# Do this
Return the whole listing, line for line, without the pictures in it.

# Material provided

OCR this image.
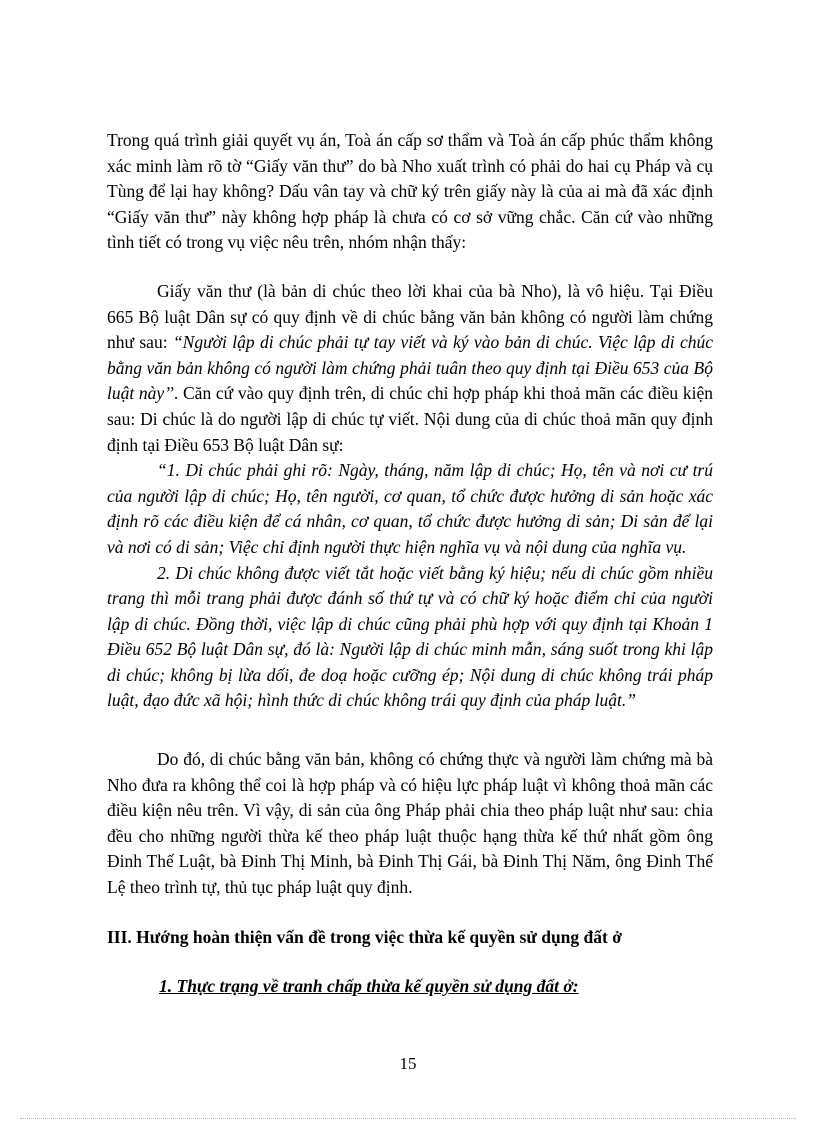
Trong quá trình giải quyết vụ án, Toà án cấp sơ thẩm và Toà án cấp phúc thẩm không xác minh làm rõ tờ “Giấy văn thư” do bà Nho xuất trình có phải do hai cụ Pháp và cụ Tùng để lại hay không? Dấu vân tay và chữ ký trên giấy này là của ai mà đã xác định “Giấy văn thư” này không hợp pháp là chưa có cơ sở vững chắc. Căn cứ vào những tình tiết có trong vụ việc nêu trên, nhóm nhận thấy:

Giấy văn thư (là bản di chúc theo lời khai của bà Nho), là vô hiệu. Tại Điều 665 Bộ luật Dân sự có quy định về di chúc bằng văn bản không có người làm chứng như sau: “Người lập di chúc phải tự tay viết và ký vào bản di chúc. Việc lập di chúc bằng văn bản không có người làm chứng phải tuân theo quy định tại Điều 653 của Bộ luật này’’. Căn cứ vào quy định trên, di chúc chỉ hợp pháp khi thoả mãn các điều kiện sau: Di chúc là do người lập di chúc tự viết. Nội dung của di chúc thoả mãn quy định định tại Điều 653 Bộ luật Dân sự:

“1. Di chúc phải ghi rõ: Ngày, tháng, năm lập di chúc; Họ, tên và nơi cư trú của người lập di chúc; Họ, tên người, cơ quan, tổ chức được hưởng di sản hoặc xác định rõ các điều kiện để cá nhân, cơ quan, tổ chức được hưởng di sản; Di sản để lại và nơi có di sản; Việc chỉ định người thực hiện nghĩa vụ và nội dung của nghĩa vụ.

2. Di chúc không được viết tắt hoặc viết bằng ký hiệu; nếu di chúc gồm nhiều trang thì mỗi trang phải được đánh số thứ tự và có chữ ký hoặc điểm chỉ của người lập di chúc. Đồng thời, việc lập di chúc cũng phải phù hợp với quy định tại Khoản 1 Điều 652 Bộ luật Dân sự, đó là: Người lập di chúc minh mẫn, sáng suốt trong khi lập di chúc; không bị lừa dối, đe doạ hoặc cưỡng ép; Nội dung di chúc không trái pháp luật, đạo đức xã hội; hình thức di chúc không trái quy định của pháp luật.”

Do đó, di chúc bằng văn bản, không có chứng thực và người làm chứng mà bà Nho đưa ra không thể coi là hợp pháp và có hiệu lực pháp luật vì không thoả mãn các điều kiện nêu trên. Vì vậy, di sản của ông Pháp phải chia theo pháp luật như sau: chia đều cho những người thừa kế theo pháp luật thuộc hạng thừa kế thứ nhất gồm ông Đinh Thế Luật, bà Đinh Thị Minh, bà Đinh Thị Gái, bà Đinh Thị Năm, ông Đinh Thế Lệ theo trình tự, thủ tục pháp luật quy định.

III. Hướng hoàn thiện vấn đề trong việc thừa kế quyền sử dụng đất ở
1. Thực trạng về tranh chấp thừa kế quyền sử dụng đất ở:
15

# Problem solution
OCR this image.
Trong quá trình giải quyết vụ án, Toà án cấp sơ thẩm và Toà án cấp phúc thẩm không xác minh làm rõ tờ “Giấy văn thư” do bà Nho xuất trình có phải do hai cụ Pháp và cụ Tùng để lại hay không? Dấu vân tay và chữ ký trên giấy này là của ai mà đã xác định “Giấy văn thư” này không hợp pháp là chưa có cơ sở vững chắc. Căn cứ vào những tình tiết có trong vụ việc nêu trên, nhóm nhận thấy:

Giấy văn thư (là bản di chúc theo lời khai của bà Nho), là vô hiệu. Tại Điều 665 Bộ luật Dân sự có quy định về di chúc bằng văn bản không có người làm chứng như sau: “Người lập di chúc phải tự tay viết và ký vào bản di chúc. Việc lập di chúc bằng văn bản không có người làm chứng phải tuân theo quy định tại Điều 653 của Bộ luật này’’. Căn cứ vào quy định trên, di chúc chỉ hợp pháp khi thoả mãn các điều kiện sau: Di chúc là do người lập di chúc tự viết. Nội dung của di chúc thoả mãn quy định định tại Điều 653 Bộ luật Dân sự:

“1. Di chúc phải ghi rõ: Ngày, tháng, năm lập di chúc; Họ, tên và nơi cư trú của người lập di chúc; Họ, tên người, cơ quan, tổ chức được hưởng di sản hoặc xác định rõ các điều kiện để cá nhân, cơ quan, tổ chức được hưởng di sản; Di sản để lại và nơi có di sản; Việc chỉ định người thực hiện nghĩa vụ và nội dung của nghĩa vụ.

2. Di chúc không được viết tắt hoặc viết bằng ký hiệu; nếu di chúc gồm nhiều trang thì mỗi trang phải được đánh số thứ tự và có chữ ký hoặc điểm chỉ của người lập di chúc. Đồng thời, việc lập di chúc cũng phải phù hợp với quy định tại Khoản 1 Điều 652 Bộ luật Dân sự, đó là: Người lập di chúc minh mẫn, sáng suốt trong khi lập di chúc; không bị lừa dối, đe doạ hoặc cưỡng ép; Nội dung di chúc không trái pháp luật, đạo đức xã hội; hình thức di chúc không trái quy định của pháp luật.”

Do đó, di chúc bằng văn bản, không có chứng thực và người làm chứng mà bà Nho đưa ra không thể coi là hợp pháp và có hiệu lực pháp luật vì không thoả mãn các điều kiện nêu trên. Vì vậy, di sản của ông Pháp phải chia theo pháp luật như sau: chia đều cho những người thừa kế theo pháp luật thuộc hạng thừa kế thứ nhất gồm ông Đinh Thế Luật, bà Đinh Thị Minh, bà Đinh Thị Gái, bà Đinh Thị Năm, ông Đinh Thế Lệ theo trình tự, thủ tục pháp luật quy định.

III. Hướng hoàn thiện vấn đề trong việc thừa kế quyền sử dụng đất ở
1. Thực trạng về tranh chấp thừa kế quyền sử dụng đất ở:
15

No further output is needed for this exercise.